>> begin

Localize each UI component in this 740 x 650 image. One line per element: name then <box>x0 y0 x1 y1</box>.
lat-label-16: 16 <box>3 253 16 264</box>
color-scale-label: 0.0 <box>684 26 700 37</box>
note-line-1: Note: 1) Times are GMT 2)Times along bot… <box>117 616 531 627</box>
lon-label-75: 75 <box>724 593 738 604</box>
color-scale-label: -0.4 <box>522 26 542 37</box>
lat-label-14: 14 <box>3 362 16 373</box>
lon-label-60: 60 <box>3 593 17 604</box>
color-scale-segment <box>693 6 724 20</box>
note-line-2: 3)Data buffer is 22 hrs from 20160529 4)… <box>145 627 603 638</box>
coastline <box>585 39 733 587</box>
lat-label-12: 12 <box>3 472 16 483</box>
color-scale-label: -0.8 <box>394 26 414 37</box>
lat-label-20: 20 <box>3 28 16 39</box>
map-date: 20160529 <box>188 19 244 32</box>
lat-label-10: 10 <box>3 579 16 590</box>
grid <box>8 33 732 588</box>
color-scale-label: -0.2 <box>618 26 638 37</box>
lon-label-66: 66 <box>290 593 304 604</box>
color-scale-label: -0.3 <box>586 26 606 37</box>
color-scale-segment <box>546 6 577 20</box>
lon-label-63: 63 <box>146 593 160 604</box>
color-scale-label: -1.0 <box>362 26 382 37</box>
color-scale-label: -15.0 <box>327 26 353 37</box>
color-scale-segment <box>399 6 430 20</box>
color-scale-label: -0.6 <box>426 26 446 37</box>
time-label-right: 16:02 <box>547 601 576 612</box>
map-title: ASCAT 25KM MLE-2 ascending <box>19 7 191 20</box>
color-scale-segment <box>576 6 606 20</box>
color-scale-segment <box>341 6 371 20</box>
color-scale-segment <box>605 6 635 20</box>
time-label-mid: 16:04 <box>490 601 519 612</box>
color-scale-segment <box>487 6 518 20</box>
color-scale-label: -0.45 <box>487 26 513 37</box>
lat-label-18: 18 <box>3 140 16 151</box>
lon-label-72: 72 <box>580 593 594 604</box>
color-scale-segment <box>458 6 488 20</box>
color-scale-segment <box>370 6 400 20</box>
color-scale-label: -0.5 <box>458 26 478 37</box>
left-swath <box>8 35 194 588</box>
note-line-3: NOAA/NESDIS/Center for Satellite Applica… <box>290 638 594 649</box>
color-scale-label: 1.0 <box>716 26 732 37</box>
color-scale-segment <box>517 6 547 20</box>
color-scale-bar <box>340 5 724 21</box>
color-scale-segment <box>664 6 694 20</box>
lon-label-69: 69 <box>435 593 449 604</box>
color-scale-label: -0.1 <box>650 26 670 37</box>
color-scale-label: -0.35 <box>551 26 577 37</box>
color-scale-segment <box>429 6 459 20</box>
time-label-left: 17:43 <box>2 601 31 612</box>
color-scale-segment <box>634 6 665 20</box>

>> end

-- Goal --
Reproduce every row above verbatim, from the first line to the last, with no changes to wording, order, or box coordinates.

-- Solution for this problem --
Localize each UI component in this 740 x 650 image. One line per element: name then <box>x0 y0 x1 y1</box>.
lat-label-16: 16 <box>3 253 16 264</box>
color-scale-label: 0.0 <box>684 26 700 37</box>
note-line-1: Note: 1) Times are GMT 2)Times along bot… <box>117 616 531 627</box>
lon-label-75: 75 <box>724 593 738 604</box>
color-scale-label: -0.4 <box>522 26 542 37</box>
lat-label-14: 14 <box>3 362 16 373</box>
lon-label-60: 60 <box>3 593 17 604</box>
color-scale-segment <box>693 6 724 20</box>
note-line-2: 3)Data buffer is 22 hrs from 20160529 4)… <box>145 627 603 638</box>
coastline <box>585 39 733 587</box>
lat-label-12: 12 <box>3 472 16 483</box>
color-scale-label: -0.8 <box>394 26 414 37</box>
lat-label-20: 20 <box>3 28 16 39</box>
map-date: 20160529 <box>188 19 244 32</box>
lat-label-10: 10 <box>3 579 16 590</box>
grid <box>8 33 732 588</box>
color-scale-label: -0.2 <box>618 26 638 37</box>
lon-label-66: 66 <box>290 593 304 604</box>
color-scale-label: -0.3 <box>586 26 606 37</box>
color-scale-segment <box>546 6 577 20</box>
lon-label-63: 63 <box>146 593 160 604</box>
color-scale-label: -1.0 <box>362 26 382 37</box>
color-scale-label: -15.0 <box>327 26 353 37</box>
color-scale-segment <box>399 6 430 20</box>
color-scale-label: -0.6 <box>426 26 446 37</box>
time-label-right: 16:02 <box>547 601 576 612</box>
map-title: ASCAT 25KM MLE-2 ascending <box>19 7 191 20</box>
color-scale-segment <box>576 6 606 20</box>
color-scale-segment <box>341 6 371 20</box>
color-scale-segment <box>605 6 635 20</box>
time-label-mid: 16:04 <box>490 601 519 612</box>
color-scale-segment <box>487 6 518 20</box>
color-scale-label: -0.45 <box>487 26 513 37</box>
lat-label-18: 18 <box>3 140 16 151</box>
lon-label-72: 72 <box>580 593 594 604</box>
color-scale-segment <box>458 6 488 20</box>
color-scale-segment <box>370 6 400 20</box>
color-scale-label: -0.5 <box>458 26 478 37</box>
left-swath <box>8 35 194 588</box>
note-line-3: NOAA/NESDIS/Center for Satellite Applica… <box>290 638 594 649</box>
color-scale-label: 1.0 <box>716 26 732 37</box>
color-scale-segment <box>517 6 547 20</box>
color-scale-bar <box>340 5 724 21</box>
color-scale-segment <box>664 6 694 20</box>
lon-label-69: 69 <box>435 593 449 604</box>
color-scale-label: -0.1 <box>650 26 670 37</box>
color-scale-label: -0.35 <box>551 26 577 37</box>
color-scale-segment <box>429 6 459 20</box>
time-label-left: 17:43 <box>2 601 31 612</box>
color-scale-segment <box>634 6 665 20</box>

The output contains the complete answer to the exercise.